Material:
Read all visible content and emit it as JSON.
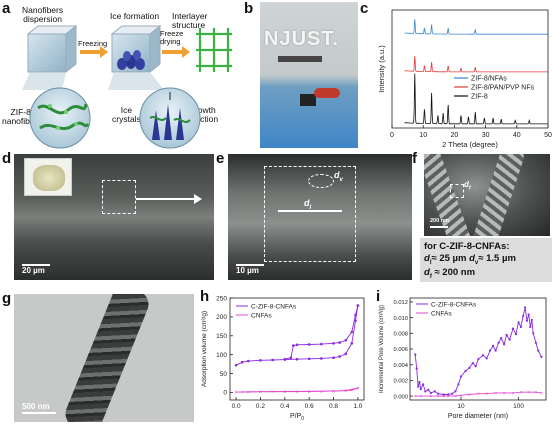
{
  "panel_a": {
    "label": "a",
    "stage1": "Nanofibers\ndispersion",
    "stage2": "Ice formation",
    "stage3": "Interlayer structure",
    "arrow1": "Freezing",
    "arrow2": "Freeze\ndrying",
    "zif_label": "ZIF-8/\nnanofibers",
    "ice_label": "Ice\ncrystals",
    "growth_label": "Growth\ndirection"
  },
  "panel_b": {
    "label": "b",
    "logo_text": "NJUST."
  },
  "panel_c": {
    "label": "c",
    "chart_data": {
      "type": "line",
      "xlabel": "2 Theta (degree)",
      "ylabel": "Intensity (a.u.)",
      "xlim": [
        0,
        50
      ],
      "xticks": [
        0,
        10,
        20,
        30,
        40,
        50
      ],
      "series": [
        {
          "name": "ZIF-8/NFAs",
          "color": "#3b86d6",
          "offset": 0.78,
          "peaks": [
            [
              7.3,
              0.12
            ],
            [
              10.4,
              0.05
            ],
            [
              12.7,
              0.08
            ],
            [
              18.0,
              0.05
            ],
            [
              26.7,
              0.04
            ]
          ]
        },
        {
          "name": "ZIF-8/PAN/PVP NFs",
          "color": "#e03a3a",
          "offset": 0.46,
          "peaks": [
            [
              7.3,
              0.13
            ],
            [
              10.4,
              0.05
            ],
            [
              12.7,
              0.08
            ],
            [
              18.0,
              0.05
            ],
            [
              22.1,
              0.03
            ],
            [
              26.7,
              0.04
            ]
          ]
        },
        {
          "name": "ZIF-8",
          "color": "#111111",
          "offset": 0.02,
          "peaks": [
            [
              7.3,
              0.42
            ],
            [
              10.4,
              0.12
            ],
            [
              12.7,
              0.26
            ],
            [
              14.7,
              0.07
            ],
            [
              16.4,
              0.09
            ],
            [
              18.0,
              0.16
            ],
            [
              22.1,
              0.07
            ],
            [
              24.5,
              0.06
            ],
            [
              26.7,
              0.1
            ],
            [
              29.6,
              0.05
            ],
            [
              32.4,
              0.05
            ],
            [
              35.0,
              0.04
            ],
            [
              39.5,
              0.03
            ],
            [
              44.0,
              0.03
            ]
          ]
        }
      ]
    }
  },
  "panel_d": {
    "label": "d",
    "scale": "20 µm"
  },
  "panel_e": {
    "label": "e",
    "scale": "10 µm",
    "dv": "d",
    "dv_sub": "v",
    "dl": "d",
    "dl_sub": "l"
  },
  "panel_f": {
    "label": "f",
    "scale": "200 nm",
    "df": "d",
    "df_sub": "f",
    "info_title": "for C-ZIF-8-CNFAs:",
    "info_line1a": "d",
    "info_line1a_sub": "l",
    "info_line1b": "≈ 25 µm ",
    "info_line1c": "d",
    "info_line1c_sub": "v",
    "info_line1d": "≈ 1.5 µm",
    "info_line2a": "d",
    "info_line2a_sub": "f",
    "info_line2b": "≈ 200 nm"
  },
  "panel_g": {
    "label": "g",
    "scale": "500 nm"
  },
  "panel_h": {
    "label": "h",
    "chart_data": {
      "type": "line",
      "xlabel": "P/P",
      "xlabel_sub": "0",
      "ylabel": "Adsorption volume (cm³/g)",
      "xlim": [
        -0.05,
        1.05
      ],
      "ylim": [
        -20,
        250
      ],
      "xticks": [
        0.0,
        0.2,
        0.4,
        0.6,
        0.8,
        1.0
      ],
      "yticks": [
        0,
        50,
        100,
        150,
        200,
        250
      ],
      "series": [
        {
          "name": "C-ZIF-8-CNFAs",
          "color": "#8a2be2",
          "adsorption": [
            [
              0.0,
              72
            ],
            [
              0.05,
              80
            ],
            [
              0.1,
              83
            ],
            [
              0.2,
              85
            ],
            [
              0.3,
              86
            ],
            [
              0.4,
              87
            ],
            [
              0.5,
              88
            ],
            [
              0.6,
              89
            ],
            [
              0.7,
              90
            ],
            [
              0.8,
              92
            ],
            [
              0.85,
              95
            ],
            [
              0.9,
              102
            ],
            [
              0.95,
              130
            ],
            [
              0.98,
              190
            ],
            [
              1.0,
              230
            ]
          ],
          "desorption": [
            [
              1.0,
              230
            ],
            [
              0.98,
              205
            ],
            [
              0.95,
              160
            ],
            [
              0.9,
              138
            ],
            [
              0.85,
              132
            ],
            [
              0.8,
              130
            ],
            [
              0.7,
              128
            ],
            [
              0.6,
              127
            ],
            [
              0.5,
              126
            ],
            [
              0.47,
              124
            ],
            [
              0.45,
              92
            ],
            [
              0.4,
              88
            ]
          ]
        },
        {
          "name": "CNFAs",
          "color": "#e048d0",
          "adsorption": [
            [
              0.0,
              1
            ],
            [
              0.1,
              1.5
            ],
            [
              0.2,
              2
            ],
            [
              0.3,
              2
            ],
            [
              0.4,
              2
            ],
            [
              0.5,
              2
            ],
            [
              0.6,
              2.5
            ],
            [
              0.7,
              3
            ],
            [
              0.8,
              3.5
            ],
            [
              0.9,
              4.5
            ],
            [
              0.95,
              6
            ],
            [
              1.0,
              12
            ]
          ],
          "desorption": [
            [
              1.0,
              12
            ],
            [
              0.9,
              5
            ],
            [
              0.8,
              4
            ],
            [
              0.6,
              3
            ],
            [
              0.4,
              2.5
            ],
            [
              0.2,
              2
            ],
            [
              0.05,
              1.5
            ]
          ]
        }
      ]
    }
  },
  "panel_i": {
    "label": "i",
    "chart_data": {
      "type": "line",
      "xlabel": "Pore diameter (nm)",
      "ylabel": "Incremental Pore Volume (cm³/g)",
      "xscale": "log",
      "xlim": [
        1.3,
        300
      ],
      "ylim": [
        -0.0005,
        0.0125
      ],
      "xticks": [
        10,
        100
      ],
      "yticks": [
        0.0,
        0.002,
        0.004,
        0.006,
        0.008,
        0.01,
        0.012
      ],
      "ytick_labels": [
        "0.000",
        "0.002",
        "0.004",
        "0.006",
        "0.008",
        "0.010",
        "0.012"
      ],
      "series": [
        {
          "name": "C-ZIF-8-CNFAs",
          "color": "#8a2be2",
          "points": [
            [
              1.6,
              0.0053
            ],
            [
              1.7,
              0.0035
            ],
            [
              1.8,
              0.0012
            ],
            [
              1.9,
              0.0018
            ],
            [
              2.0,
              0.0009
            ],
            [
              2.2,
              0.0015
            ],
            [
              2.4,
              0.0006
            ],
            [
              2.7,
              0.0008
            ],
            [
              3.0,
              0.0004
            ],
            [
              3.5,
              0.0006
            ],
            [
              4,
              0.0003
            ],
            [
              5,
              0.0002
            ],
            [
              6,
              0.0002
            ],
            [
              7,
              0.0003
            ],
            [
              8,
              0.0006
            ],
            [
              9,
              0.0015
            ],
            [
              10,
              0.0025
            ],
            [
              12,
              0.0032
            ],
            [
              14,
              0.0036
            ],
            [
              16,
              0.0042
            ],
            [
              18,
              0.0038
            ],
            [
              20,
              0.0047
            ],
            [
              24,
              0.0052
            ],
            [
              28,
              0.0048
            ],
            [
              32,
              0.0058
            ],
            [
              36,
              0.0064
            ],
            [
              40,
              0.0058
            ],
            [
              45,
              0.0068
            ],
            [
              50,
              0.0074
            ],
            [
              56,
              0.0066
            ],
            [
              62,
              0.0078
            ],
            [
              70,
              0.0072
            ],
            [
              80,
              0.0086
            ],
            [
              90,
              0.0079
            ],
            [
              100,
              0.0094
            ],
            [
              110,
              0.0088
            ],
            [
              120,
              0.0102
            ],
            [
              130,
              0.0113
            ],
            [
              140,
              0.0096
            ],
            [
              150,
              0.0104
            ],
            [
              160,
              0.0088
            ],
            [
              170,
              0.0097
            ],
            [
              180,
              0.008
            ],
            [
              200,
              0.0068
            ],
            [
              220,
              0.0058
            ],
            [
              250,
              0.005
            ]
          ]
        },
        {
          "name": "CNFAs",
          "color": "#e048d0",
          "points": [
            [
              1.6,
              0.0
            ],
            [
              2,
              0.0
            ],
            [
              3,
              0.0
            ],
            [
              4,
              0.0
            ],
            [
              5,
              0.0
            ],
            [
              6,
              0.0
            ],
            [
              8,
              0.0
            ],
            [
              10,
              0.0001
            ],
            [
              14,
              0.0002
            ],
            [
              20,
              0.0003
            ],
            [
              28,
              0.0003
            ],
            [
              40,
              0.0004
            ],
            [
              56,
              0.0004
            ],
            [
              80,
              0.0004
            ],
            [
              110,
              0.0005
            ],
            [
              150,
              0.0005
            ],
            [
              200,
              0.0005
            ],
            [
              250,
              0.0004
            ]
          ]
        }
      ]
    }
  }
}
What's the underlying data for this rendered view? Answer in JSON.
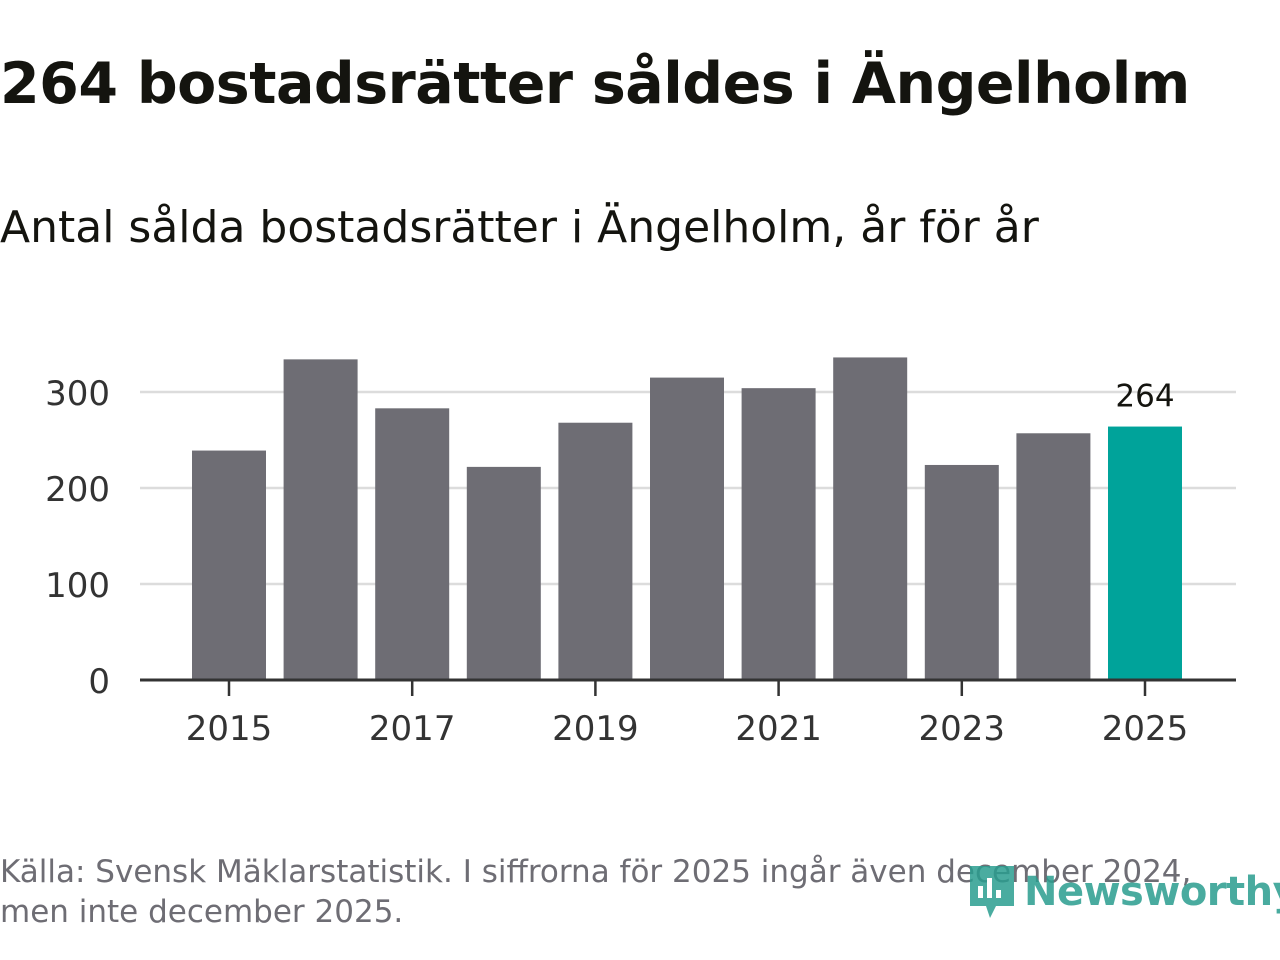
{
  "title": "264 bostadsrätter såldes i Ängelholm",
  "subtitle": "Antal sålda bostadsrätter i Ängelholm, år för år",
  "footnote": {
    "line1": "Källa: Svensk Mäklarstatistik. I siffrorna för 2025 ingår även december 2024,",
    "line2": "men inte december 2025."
  },
  "logo": {
    "text": "Newsworthy",
    "icon": "newsworthy-logo-icon"
  },
  "colors": {
    "bar": "#6e6d74",
    "highlight": "#00a39a",
    "grid": "#dcdcdc",
    "axis": "#333333",
    "text": "#14140f",
    "muted": "#6e6d74",
    "logo": "#2a9d8f"
  },
  "chart_data": {
    "type": "bar",
    "title": "Antal sålda bostadsrätter i Ängelholm, år för år",
    "xlabel": "",
    "ylabel": "",
    "categories": [
      "2015",
      "2016",
      "2017",
      "2018",
      "2019",
      "2020",
      "2021",
      "2022",
      "2023",
      "2024",
      "2025"
    ],
    "values": [
      239,
      334,
      283,
      222,
      268,
      315,
      304,
      336,
      224,
      257,
      264
    ],
    "highlight_index": 10,
    "data_labels": [
      {
        "category": "2025",
        "text": "264"
      }
    ],
    "x_tick_labels": [
      "2015",
      "2017",
      "2019",
      "2021",
      "2023",
      "2025"
    ],
    "y_ticks": [
      0,
      100,
      200,
      300
    ],
    "ylim": [
      0,
      360
    ],
    "grid": true,
    "legend": "none"
  }
}
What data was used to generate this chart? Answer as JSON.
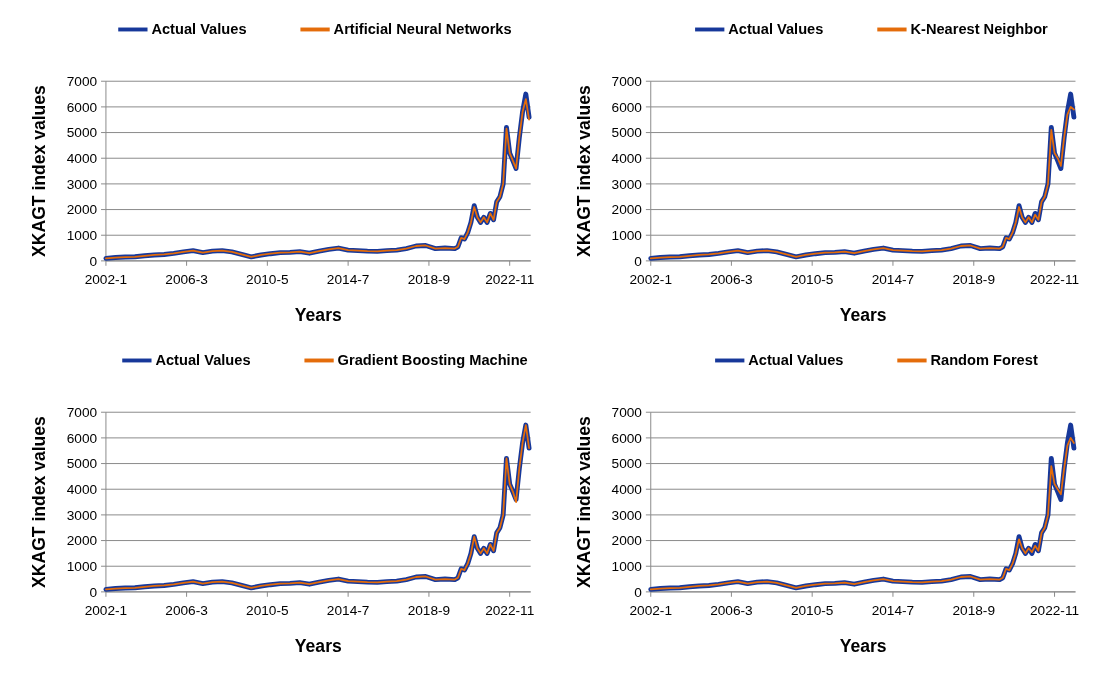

Exercise goal: Show all lines from the data above in which the word "bostadsrätter" appears.

Reply:
  "title": "264 bostadsrätter såldes i Ängelholm",
  "subtitle": "Antal sålda bostadsrätter i Ängelholm, år för år",
    "title": "Antal sålda bostadsrätter i Ängelholm, år för år",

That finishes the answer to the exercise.